-- start DATA --

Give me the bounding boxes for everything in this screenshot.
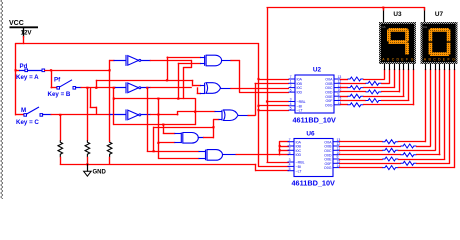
svg-text:~LT: ~LT: [296, 169, 303, 173]
svg-text:CA: CA: [382, 25, 386, 29]
svg-text:GND: GND: [93, 170, 107, 176]
svg-text:U6: U6: [306, 131, 315, 138]
svg-text:3: 3: [289, 158, 291, 162]
svg-text:6: 6: [290, 88, 292, 92]
svg-text:G: G: [452, 57, 455, 61]
svg-text:U7: U7: [435, 11, 444, 18]
svg-text:Pf: Pf: [54, 77, 61, 84]
svg-text:U2: U2: [313, 67, 322, 74]
svg-text:O0G: O0G: [325, 103, 333, 107]
svg-text:Pd: Pd: [20, 63, 28, 70]
svg-text:Key = A: Key = A: [16, 74, 39, 81]
svg-text:2: 2: [290, 84, 292, 88]
svg-text:I0C: I0C: [297, 86, 303, 90]
svg-text:CA: CA: [423, 25, 427, 29]
svg-text:O0G: O0G: [324, 166, 332, 170]
svg-text:~RBL: ~RBL: [296, 161, 305, 165]
svg-text:4611BD_10V: 4611BD_10V: [293, 116, 337, 125]
svg-text:~LT: ~LT: [297, 109, 304, 113]
svg-text:F: F: [406, 57, 408, 61]
svg-text:I0D: I0D: [297, 91, 303, 95]
svg-text:6: 6: [289, 151, 291, 155]
svg-text:M: M: [21, 107, 26, 114]
svg-text:VCC: VCC: [9, 20, 24, 27]
svg-text:5: 5: [290, 106, 292, 110]
svg-text:Key = C: Key = C: [16, 119, 39, 126]
svg-text:5: 5: [289, 167, 291, 171]
svg-text:I0D: I0D: [296, 153, 302, 157]
svg-text:12V: 12V: [21, 30, 33, 37]
svg-text:O0C: O0C: [324, 149, 332, 153]
svg-text:Key = B: Key = B: [48, 91, 71, 98]
svg-text:F: F: [447, 57, 449, 61]
svg-text:U3: U3: [393, 11, 402, 18]
svg-text:4611BD_10V: 4611BD_10V: [292, 179, 336, 188]
svg-text:G: G: [411, 57, 414, 61]
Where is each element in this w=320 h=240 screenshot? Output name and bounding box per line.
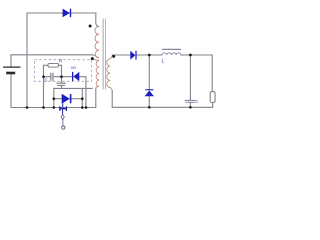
svg-text:VD: VD [71, 65, 77, 70]
svg-text:L: L [162, 59, 165, 65]
svg-text:C: C [196, 100, 199, 104]
svg-text:C: C [44, 78, 47, 83]
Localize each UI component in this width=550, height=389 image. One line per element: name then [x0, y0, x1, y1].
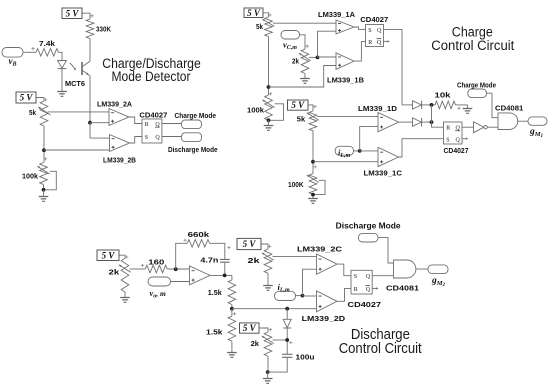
junction [285, 307, 289, 311]
wire to 1C- [360, 150, 378, 152]
wire to 1B- [318, 56, 337, 58]
ground [263, 286, 273, 291]
wire [124, 292, 126, 298]
potentiometer 2k (vC,m) [292, 49, 311, 74]
junction [430, 120, 434, 124]
potentiometer 5k [29, 101, 51, 126]
junction [285, 338, 289, 342]
svg-text:2k: 2k [109, 268, 121, 277]
svg-text:R: R [145, 122, 149, 128]
stub Q [462, 138, 468, 140]
resistor 1.5k (lower) [206, 309, 236, 353]
wire to 2A+ [90, 122, 109, 124]
comparator LM339_2C [317, 254, 338, 274]
terminal Discharge Mode (gate input) [336, 221, 401, 242]
power supply 5V (error amp ref) [97, 250, 119, 261]
wire [61, 69, 63, 92]
comparator LM339_2D [317, 291, 338, 312]
svg-text:5k: 5k [256, 22, 264, 31]
svg-text:Control Circuit: Control Circuit [339, 341, 422, 357]
svg-text:5k: 5k [297, 114, 306, 123]
svg-text:5 V: 5 V [102, 250, 116, 260]
svg-text:CD4027: CD4027 [139, 110, 167, 119]
comparator LM339_1A [336, 20, 354, 34]
wire [402, 104, 413, 106]
phototransistor of MCT6 [82, 61, 90, 76]
svg-text:Q: Q [366, 274, 371, 280]
wire to 2D- [303, 295, 317, 297]
AND gate CD4081 (discharge) [394, 260, 416, 278]
wire Q out [372, 275, 393, 277]
wire [268, 37, 270, 96]
diode (soft start) [283, 309, 291, 354]
junction [311, 193, 315, 197]
wire [259, 328, 268, 332]
wire [23, 51, 36, 53]
wire 2D out [337, 288, 351, 301]
comparator LM339_1D [378, 113, 399, 132]
svg-text:7.4k: 7.4k [39, 39, 56, 48]
junction [301, 294, 305, 298]
wire [89, 123, 91, 138]
pin marker [141, 264, 144, 267]
svg-text:Q: Q [377, 28, 382, 34]
svg-text:LM339_2D: LM339_2D [302, 314, 346, 323]
comparator LM339_1C [378, 147, 399, 166]
wire [304, 74, 306, 79]
svg-text:1.5k: 1.5k [208, 288, 223, 297]
potentiometer 2k (error amp) [109, 258, 131, 292]
wire [43, 190, 45, 196]
svg-text:Q: Q [377, 40, 382, 46]
svg-text:5k: 5k [29, 108, 37, 117]
flip-flop CD4027 (mode detector) [139, 110, 167, 143]
svg-text:LM339_2A: LM339_2A [97, 100, 133, 109]
svg-text:5 V: 5 V [20, 93, 34, 103]
flip-flop CD4027 (charge ctrl) [444, 122, 469, 155]
svg-text:Control Circuit: Control Circuit [431, 38, 514, 53]
junction [267, 118, 271, 122]
wire [261, 244, 268, 249]
svg-text:100k: 100k [22, 172, 39, 181]
label LM339_2C [297, 244, 343, 253]
svg-text:5 V: 5 V [243, 323, 257, 333]
wire to 1D+ [360, 126, 378, 150]
svg-text:2k: 2k [292, 56, 300, 65]
title Charge Control Circuit [431, 25, 514, 54]
wire [432, 105, 444, 127]
wire Q out [384, 29, 403, 105]
wire 1B out [354, 41, 366, 61]
terminal gM2 [428, 265, 448, 288]
wire 1A out [354, 27, 366, 29]
pin marker [314, 165, 317, 168]
wire [130, 268, 146, 270]
wire to 2D+ [232, 308, 317, 310]
svg-text:Q: Q [366, 287, 371, 293]
LED of optocoupler MCT6 [58, 61, 67, 69]
label LM339_2D [302, 314, 346, 323]
potentiometer 100k (charge low) [247, 95, 275, 120]
wire [36, 98, 44, 102]
wire [487, 126, 498, 128]
resistor 330K [86, 19, 111, 39]
terminal vB [2, 48, 23, 68]
terminal Discharge Mode [168, 133, 218, 154]
svg-text:vo, m: vo, m [150, 288, 167, 300]
wire [267, 372, 269, 378]
wire [59, 52, 63, 60]
wire [467, 105, 469, 109]
junction [42, 188, 46, 192]
svg-text:R: R [368, 40, 372, 46]
terminal iL,m (discharge) [275, 282, 296, 301]
svg-text:MCT6: MCT6 [65, 79, 85, 88]
svg-text:CD4081: CD4081 [386, 284, 419, 293]
label LM339_1B [327, 75, 365, 84]
op-amp (error amplifier) [190, 266, 211, 285]
junction [266, 370, 270, 374]
wire [82, 13, 90, 19]
pin marker [269, 328, 272, 331]
svg-text:160: 160 [148, 257, 164, 266]
wire wiper to 2A- [48, 111, 110, 113]
resistor 660k [187, 230, 210, 247]
potentiometer 100k [22, 163, 50, 185]
terminal gM1 [528, 117, 547, 139]
ground [463, 109, 473, 114]
svg-text:1.5k: 1.5k [206, 328, 223, 337]
wire [89, 39, 91, 62]
wire [378, 238, 394, 263]
stub Qbar [372, 287, 378, 289]
resistor 1.5k (upper) [208, 275, 236, 308]
svg-text:Discharge Mode: Discharge Mode [168, 147, 218, 154]
photon arrows [70, 63, 76, 70]
label LM339_2B [103, 155, 137, 164]
wire [487, 93, 499, 118]
pin marker [306, 45, 309, 48]
capacitor 100u [282, 353, 315, 362]
power supply 5V (1A divider) [244, 8, 263, 18]
svg-text:CD4027: CD4027 [444, 148, 469, 155]
wiper loop wire [269, 104, 284, 121]
power supply 5V (cap divider) [240, 323, 260, 333]
label CD4081 [386, 284, 419, 293]
wire 2A out [129, 117, 142, 124]
pin marker [44, 157, 47, 160]
pin marker [268, 245, 271, 248]
svg-text:CD4081: CD4081 [495, 104, 523, 113]
svg-text:4.7n: 4.7n [200, 255, 218, 264]
pin marker [31, 47, 34, 50]
pin marker [44, 98, 47, 101]
svg-text:S: S [145, 135, 148, 141]
wire [273, 339, 288, 341]
terminal Charge Mode (gate input) [457, 82, 496, 97]
svg-text:CD4027: CD4027 [360, 15, 388, 24]
junction [430, 103, 434, 107]
ground [263, 379, 273, 384]
pin marker [289, 341, 292, 344]
power supply 5V (1D divider) [288, 100, 309, 110]
svg-text:LM339_1A: LM339_1A [318, 10, 356, 19]
svg-text:S: S [446, 137, 449, 143]
svg-text:R: R [446, 126, 450, 132]
potentiometer 100K [288, 174, 319, 195]
wiper loop wire [44, 171, 57, 190]
ground [300, 79, 310, 84]
wire [89, 76, 91, 123]
wire 1C out [399, 139, 444, 157]
junction [311, 160, 315, 164]
ground [57, 92, 67, 97]
pin marker [183, 239, 186, 242]
svg-text:5 V: 5 V [243, 239, 257, 249]
terminal vo,m [148, 277, 171, 299]
wire [300, 35, 306, 49]
title Charge/Discharge Mode Detector [102, 56, 201, 84]
wire [416, 268, 428, 270]
wire Q out [162, 136, 182, 138]
svg-text:Q: Q [456, 137, 461, 143]
wire [309, 56, 318, 58]
wire to 1B+ [269, 66, 337, 88]
wire [267, 356, 269, 372]
svg-text:Q: Q [155, 135, 160, 141]
comparator LM339_2A [109, 109, 129, 126]
svg-text:S: S [354, 274, 357, 280]
svg-text:Charge Mode: Charge Mode [175, 113, 217, 120]
svg-text:660k: 660k [188, 230, 211, 239]
wire [268, 358, 288, 372]
flip-flop CD4027 (discharge ctrl) [348, 270, 382, 309]
junction [42, 148, 46, 152]
svg-text:100u: 100u [296, 353, 315, 362]
svg-text:LM339_2C: LM339_2C [297, 244, 343, 253]
svg-text:LM339_1B: LM339_1B [327, 75, 365, 84]
pin marker [233, 312, 236, 315]
label LM339_1D [358, 104, 398, 113]
wire [462, 126, 474, 128]
label LM339_2A [97, 100, 133, 109]
junction [88, 121, 92, 125]
svg-text:S: S [368, 28, 371, 34]
svg-text:100K: 100K [288, 180, 304, 189]
wire [422, 104, 435, 106]
label MCT6 [65, 79, 85, 88]
ground [264, 126, 274, 131]
wire [422, 121, 432, 123]
wire out [210, 274, 232, 276]
wiper loop wire [313, 180, 325, 198]
resistor 10k [435, 90, 456, 108]
wire [296, 295, 303, 297]
power supply 5V (2A/2B divider) [16, 92, 36, 103]
wire 2B out [130, 137, 143, 144]
svg-text:5 V: 5 V [247, 8, 261, 18]
terminal Charge Mode [175, 113, 217, 129]
wire to 1A+ [318, 31, 337, 57]
svg-text:5 V: 5 V [66, 8, 80, 18]
svg-text:LM339_1D: LM339_1D [358, 104, 398, 113]
capacitor 4.7n [200, 255, 229, 264]
stub Qbar [384, 40, 390, 42]
pin marker [90, 14, 93, 17]
comparator LM339_1B [336, 53, 354, 70]
resistor 160 [145, 257, 167, 273]
pin marker [457, 107, 460, 110]
junction [230, 307, 234, 311]
wire [263, 13, 269, 17]
junction [358, 149, 362, 153]
svg-text:2k: 2k [251, 339, 260, 348]
wire Qbar out [162, 123, 182, 125]
inverter [474, 122, 488, 133]
diode (Q output) [413, 101, 422, 109]
junction [223, 274, 227, 278]
resistor 7.4k [36, 39, 59, 56]
junction [174, 267, 178, 271]
svg-text:10k: 10k [435, 90, 452, 99]
wire to 2C+ [303, 269, 317, 295]
wire 2C out [337, 264, 351, 276]
svg-text:330K: 330K [96, 25, 111, 34]
wire to 2B- [90, 137, 110, 139]
svg-text:2k: 2k [248, 256, 261, 265]
wire [167, 268, 189, 270]
svg-text:LM339_2B: LM339_2B [103, 155, 137, 164]
svg-text:Charge Mode: Charge Mode [457, 82, 496, 89]
pin marker [125, 255, 128, 258]
svg-text:100k: 100k [247, 106, 265, 115]
terminal iL,m (charge) [335, 146, 353, 159]
wire [456, 104, 468, 106]
svg-text:Discharge Mode: Discharge Mode [336, 221, 401, 231]
pin marker [313, 105, 316, 108]
wire [518, 120, 528, 122]
wire [43, 126, 45, 163]
wire wiper to 1D- [317, 115, 378, 117]
wire to 1C+ [313, 161, 378, 163]
svg-text:5 V: 5 V [291, 100, 305, 110]
svg-text:R: R [354, 287, 358, 293]
wire [210, 243, 225, 258]
wire [312, 131, 314, 174]
flip-flop CD4027 (charge set) [360, 15, 388, 47]
pin marker [268, 13, 271, 16]
potentiometer 2k (soft start) [251, 332, 274, 356]
diode (1D output) [413, 118, 422, 126]
wire [171, 281, 190, 283]
wire [119, 255, 125, 258]
comparator LM339_2B [110, 135, 130, 152]
potentiometer 5k (charge) [256, 17, 274, 37]
terminal vC,m [281, 31, 300, 52]
svg-text:LM339_1C: LM339_1C [364, 168, 403, 177]
ground [39, 197, 49, 202]
pin marker [227, 246, 230, 249]
ground [308, 199, 318, 204]
junction [267, 85, 271, 89]
junction [316, 56, 320, 60]
power supply 5V (2C divider) [237, 238, 261, 249]
wire [267, 273, 269, 285]
wire 1D out [399, 121, 413, 123]
wire [224, 263, 226, 276]
ground [120, 298, 130, 303]
wire [268, 120, 270, 125]
svg-text:Mode Detector: Mode Detector [112, 69, 191, 84]
wire wiper to 1A- [273, 22, 336, 24]
ground [227, 353, 237, 358]
AND gate CD4081 (charge) [498, 113, 518, 130]
wire [354, 150, 360, 152]
pin marker [269, 92, 272, 95]
label LM339_1C [364, 168, 403, 177]
power supply 5V (mode detector pull-up) [62, 8, 82, 19]
wire to 2B+ [44, 149, 110, 151]
label LM339_1A [318, 10, 356, 19]
svg-text:CD4027: CD4027 [348, 300, 382, 309]
wire [308, 105, 313, 111]
title Discharge Control Circuit [339, 327, 422, 357]
wire feedback [176, 243, 188, 269]
label CD4081 [495, 104, 523, 113]
wire wiper to 2C- [273, 256, 317, 258]
potentiometer 2k (2C ref) [248, 249, 274, 273]
potentiometer 5k (current ref) [297, 111, 319, 131]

-- end DATA --

**AIM**
Rewrite the lines of the records starting at the line containing "svg-text:VD: VD [71, 65, 77, 70]" and ending at the line containing "Localize each UI", replacing "element" with "item" and keeping all else the same.

**FINAL RESULT**
svg-text:VD: VD [71, 65, 77, 70]
svg-text:L: L [162, 59, 165, 65]
svg-text:C: C [196, 100, 199, 104]
svg-text:C: C [44, 78, 47, 83]
Localize each UI component in this width=550, height=389 image. One line per item: name then [x0, y0, x1, y1].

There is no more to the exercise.